> _Dataset entries_:
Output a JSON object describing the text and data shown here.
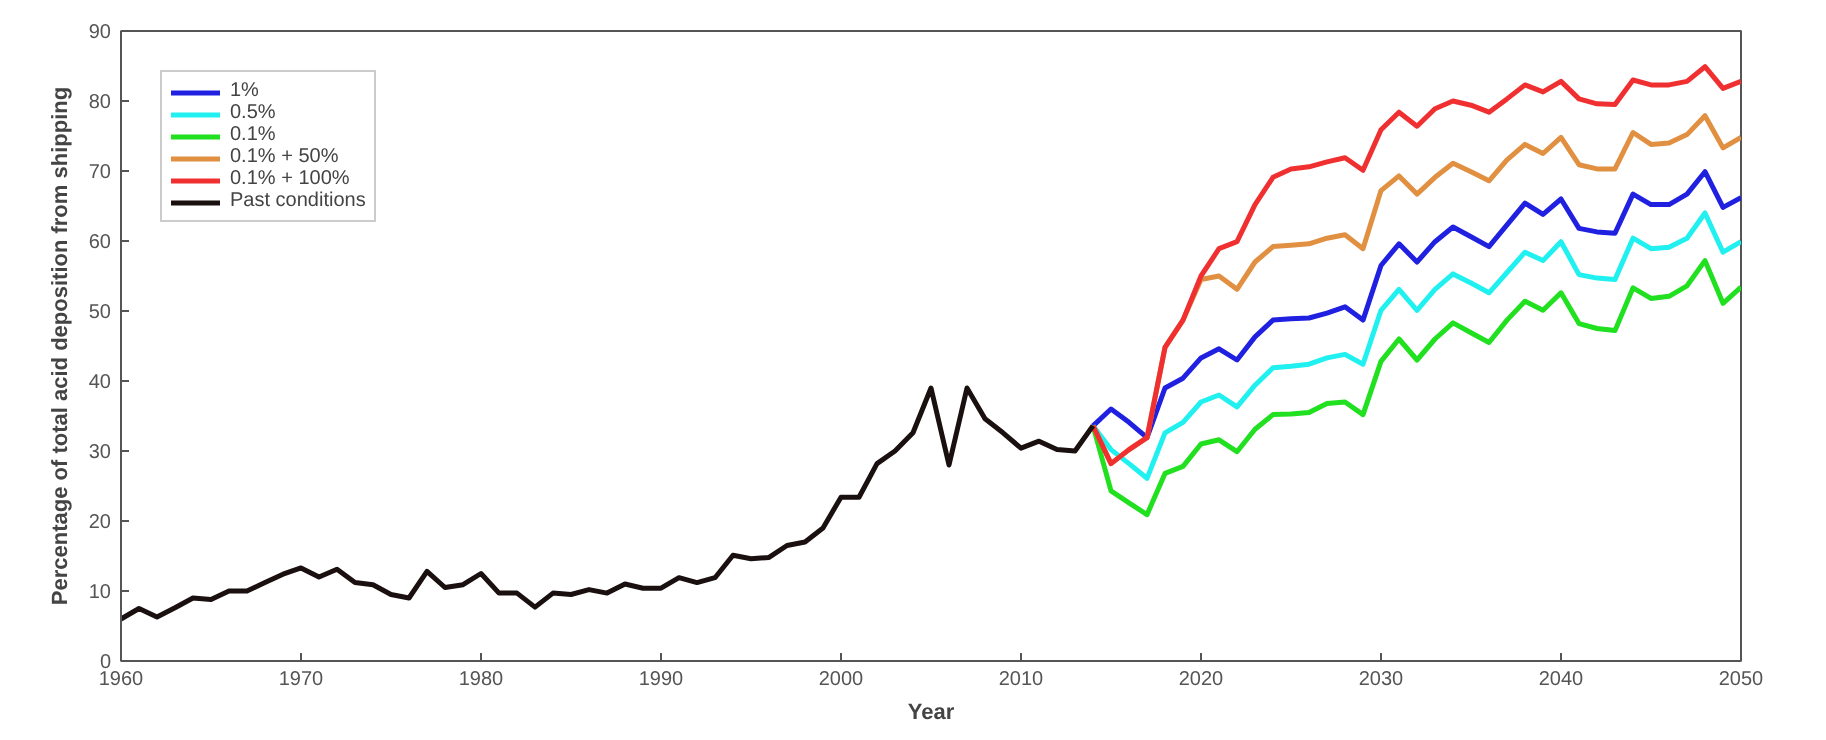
{
  "chart_data": {
    "type": "line",
    "xlabel": "Year",
    "ylabel": "Percentage of total acid deposition from shipping",
    "xlim": [
      1960,
      2050
    ],
    "ylim": [
      0,
      90
    ],
    "xticks": [
      1960,
      1970,
      1980,
      1990,
      2000,
      2010,
      2020,
      2030,
      2040,
      2050
    ],
    "yticks": [
      0,
      10,
      20,
      30,
      40,
      50,
      60,
      70,
      80,
      90
    ],
    "grid": false,
    "legend": "top left",
    "line_style": "solid",
    "marker": "none",
    "series": [
      {
        "name": "1%",
        "color": "#2020e0",
        "x": [
          2014,
          2015,
          2016,
          2017,
          2018,
          2019,
          2020,
          2021,
          2022,
          2023,
          2024,
          2025,
          2026,
          2027,
          2028,
          2029,
          2030,
          2031,
          2032,
          2033,
          2034,
          2035,
          2036,
          2037,
          2038,
          2039,
          2040,
          2041,
          2042,
          2043,
          2044,
          2045,
          2046,
          2047,
          2048,
          2049,
          2050
        ],
        "values": [
          33.6,
          36,
          34.1,
          31.9,
          39,
          40.4,
          43.3,
          44.6,
          43,
          46.3,
          48.7,
          48.9,
          49,
          49.7,
          50.6,
          48.7,
          56.5,
          59.6,
          57,
          59.9,
          62,
          60.6,
          59.2,
          62.3,
          65.4,
          63.8,
          66,
          61.8,
          61.3,
          61.1,
          66.7,
          65.2,
          65.2,
          66.7,
          69.9,
          64.8,
          66.2
        ]
      },
      {
        "name": "0.5%",
        "color": "#20f0f0",
        "x": [
          2014,
          2015,
          2016,
          2017,
          2018,
          2019,
          2020,
          2021,
          2022,
          2023,
          2024,
          2025,
          2026,
          2027,
          2028,
          2029,
          2030,
          2031,
          2032,
          2033,
          2034,
          2035,
          2036,
          2037,
          2038,
          2039,
          2040,
          2041,
          2042,
          2043,
          2044,
          2045,
          2046,
          2047,
          2048,
          2049,
          2050
        ],
        "values": [
          33.6,
          30.2,
          28.2,
          26.1,
          32.6,
          34.1,
          37,
          38,
          36.3,
          39.4,
          41.9,
          42.1,
          42.4,
          43.3,
          43.8,
          42.4,
          50.1,
          53.1,
          50.1,
          53.1,
          55.3,
          54,
          52.6,
          55.5,
          58.4,
          57.2,
          59.9,
          55.2,
          54.7,
          54.5,
          60.4,
          58.9,
          59.1,
          60.4,
          64,
          58.4,
          59.9
        ]
      },
      {
        "name": "0.1%",
        "color": "#20e020",
        "x": [
          2014,
          2015,
          2016,
          2017,
          2018,
          2019,
          2020,
          2021,
          2022,
          2023,
          2024,
          2025,
          2026,
          2027,
          2028,
          2029,
          2030,
          2031,
          2032,
          2033,
          2034,
          2035,
          2036,
          2037,
          2038,
          2039,
          2040,
          2041,
          2042,
          2043,
          2044,
          2045,
          2046,
          2047,
          2048,
          2049,
          2050
        ],
        "values": [
          33.6,
          24.3,
          22.6,
          20.9,
          26.8,
          27.8,
          31,
          31.6,
          29.9,
          33.1,
          35.2,
          35.3,
          35.5,
          36.8,
          37,
          35.2,
          42.8,
          46,
          43,
          46,
          48.3,
          46.9,
          45.5,
          48.7,
          51.4,
          50.1,
          52.6,
          48.2,
          47.5,
          47.2,
          53.3,
          51.8,
          52.1,
          53.6,
          57.2,
          51.1,
          53.4
        ]
      },
      {
        "name": "0.1% + 50%",
        "color": "#e09040",
        "x": [
          2014,
          2015,
          2016,
          2017,
          2018,
          2019,
          2020,
          2021,
          2022,
          2023,
          2024,
          2025,
          2026,
          2027,
          2028,
          2029,
          2030,
          2031,
          2032,
          2033,
          2034,
          2035,
          2036,
          2037,
          2038,
          2039,
          2040,
          2041,
          2042,
          2043,
          2044,
          2045,
          2046,
          2047,
          2048,
          2049,
          2050
        ],
        "values": [
          33.6,
          28.2,
          30.2,
          31.9,
          44.8,
          48.7,
          54.5,
          55,
          53.1,
          57,
          59.2,
          59.4,
          59.6,
          60.4,
          60.9,
          58.9,
          67.2,
          69.3,
          66.7,
          69.1,
          71.1,
          69.9,
          68.6,
          71.6,
          73.8,
          72.5,
          74.8,
          70.9,
          70.3,
          70.3,
          75.5,
          73.8,
          74,
          75.2,
          77.9,
          73.3,
          74.8
        ]
      },
      {
        "name": "0.1% + 100%",
        "color": "#f03030",
        "x": [
          2014,
          2015,
          2016,
          2017,
          2018,
          2019,
          2020,
          2021,
          2022,
          2023,
          2024,
          2025,
          2026,
          2027,
          2028,
          2029,
          2030,
          2031,
          2032,
          2033,
          2034,
          2035,
          2036,
          2037,
          2038,
          2039,
          2040,
          2041,
          2042,
          2043,
          2044,
          2045,
          2046,
          2047,
          2048,
          2049,
          2050
        ],
        "values": [
          33.6,
          28.2,
          30.2,
          31.9,
          44.8,
          48.7,
          55,
          58.9,
          59.9,
          65.2,
          69.1,
          70.3,
          70.6,
          71.3,
          71.9,
          70.1,
          75.9,
          78.4,
          76.4,
          78.9,
          80,
          79.4,
          78.4,
          80.3,
          82.3,
          81.3,
          82.8,
          80.3,
          79.6,
          79.5,
          83,
          82.3,
          82.3,
          82.8,
          84.9,
          81.8,
          82.8
        ]
      },
      {
        "name": "Past conditions",
        "color": "#1a1010",
        "x": [
          1960,
          1961,
          1962,
          1963,
          1964,
          1965,
          1966,
          1967,
          1968,
          1969,
          1970,
          1971,
          1972,
          1973,
          1974,
          1975,
          1976,
          1977,
          1978,
          1979,
          1980,
          1981,
          1982,
          1983,
          1984,
          1985,
          1986,
          1987,
          1988,
          1989,
          1990,
          1991,
          1992,
          1993,
          1994,
          1995,
          1996,
          1997,
          1998,
          1999,
          2000,
          2001,
          2002,
          2003,
          2004,
          2005,
          2006,
          2007,
          2008,
          2009,
          2010,
          2011,
          2012,
          2013,
          2014
        ],
        "values": [
          6,
          7.5,
          6.3,
          7.6,
          9,
          8.8,
          10,
          10,
          11.2,
          12.4,
          13.3,
          12,
          13.1,
          11.2,
          10.9,
          9.5,
          9,
          12.8,
          10.5,
          10.9,
          12.5,
          9.7,
          9.7,
          7.7,
          9.7,
          9.5,
          10.2,
          9.7,
          11,
          10.4,
          10.4,
          11.9,
          11.2,
          11.9,
          15.1,
          14.6,
          14.8,
          16.5,
          17,
          19,
          23.4,
          23.4,
          28.2,
          30,
          32.6,
          39,
          28,
          39,
          34.6,
          32.6,
          30.4,
          31.4,
          30.2,
          30,
          33.6
        ]
      }
    ]
  }
}
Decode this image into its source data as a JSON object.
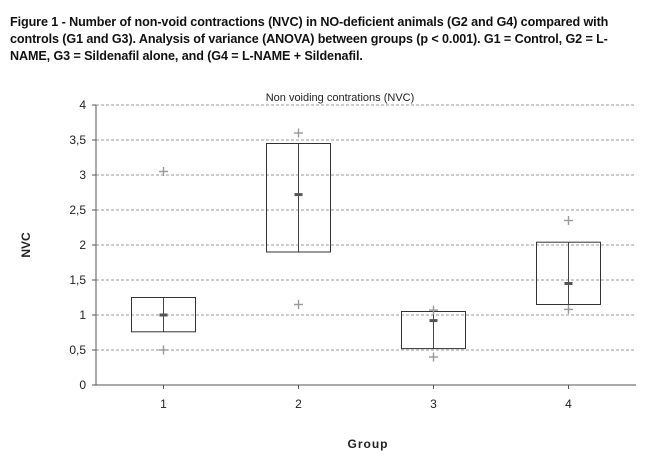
{
  "caption": "Figure 1 - Number of non-void contractions (NVC) in NO-deficient animals (G2 and G4) compared with controls (G1 and G3). Analysis of variance (ANOVA) between groups (p < 0.001). G1 = Control, G2 = L-NAME, G3 = Sildenafil alone, and (G4 = L-NAME + Sildenafil.",
  "chart_data": {
    "type": "box",
    "title": "Non voiding contrations (NVC)",
    "xlabel": "Group",
    "ylabel": "NVC",
    "ylim": [
      0,
      4
    ],
    "yticks": [
      "0",
      "0,5",
      "1",
      "1,5",
      "2",
      "2,5",
      "3",
      "3,5",
      "4"
    ],
    "ytick_values": [
      0,
      0.5,
      1,
      1.5,
      2,
      2.5,
      3,
      3.5,
      4
    ],
    "categories": [
      "1",
      "2",
      "3",
      "4"
    ],
    "grid": true,
    "boxes": [
      {
        "group": "1",
        "q1": 0.76,
        "median": 1.0,
        "q3": 1.25,
        "min": 0.5,
        "max": 3.05
      },
      {
        "group": "2",
        "q1": 1.9,
        "median": 2.72,
        "q3": 3.45,
        "min": 1.15,
        "max": 3.6
      },
      {
        "group": "3",
        "q1": 0.52,
        "median": 0.92,
        "q3": 1.05,
        "min": 0.4,
        "max": 1.07
      },
      {
        "group": "4",
        "q1": 1.15,
        "median": 1.45,
        "q3": 2.04,
        "min": 1.08,
        "max": 2.35
      }
    ]
  }
}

> _Instructions for the task_: Which lines hold the word "color"? Copy all of them.

> _Response to this exercise_:
        "color": "#2020e0",
        "color": "#20f0f0",
        "color": "#20e020",
        "color": "#e09040",
        "color": "#f03030",
        "color": "#1a1010",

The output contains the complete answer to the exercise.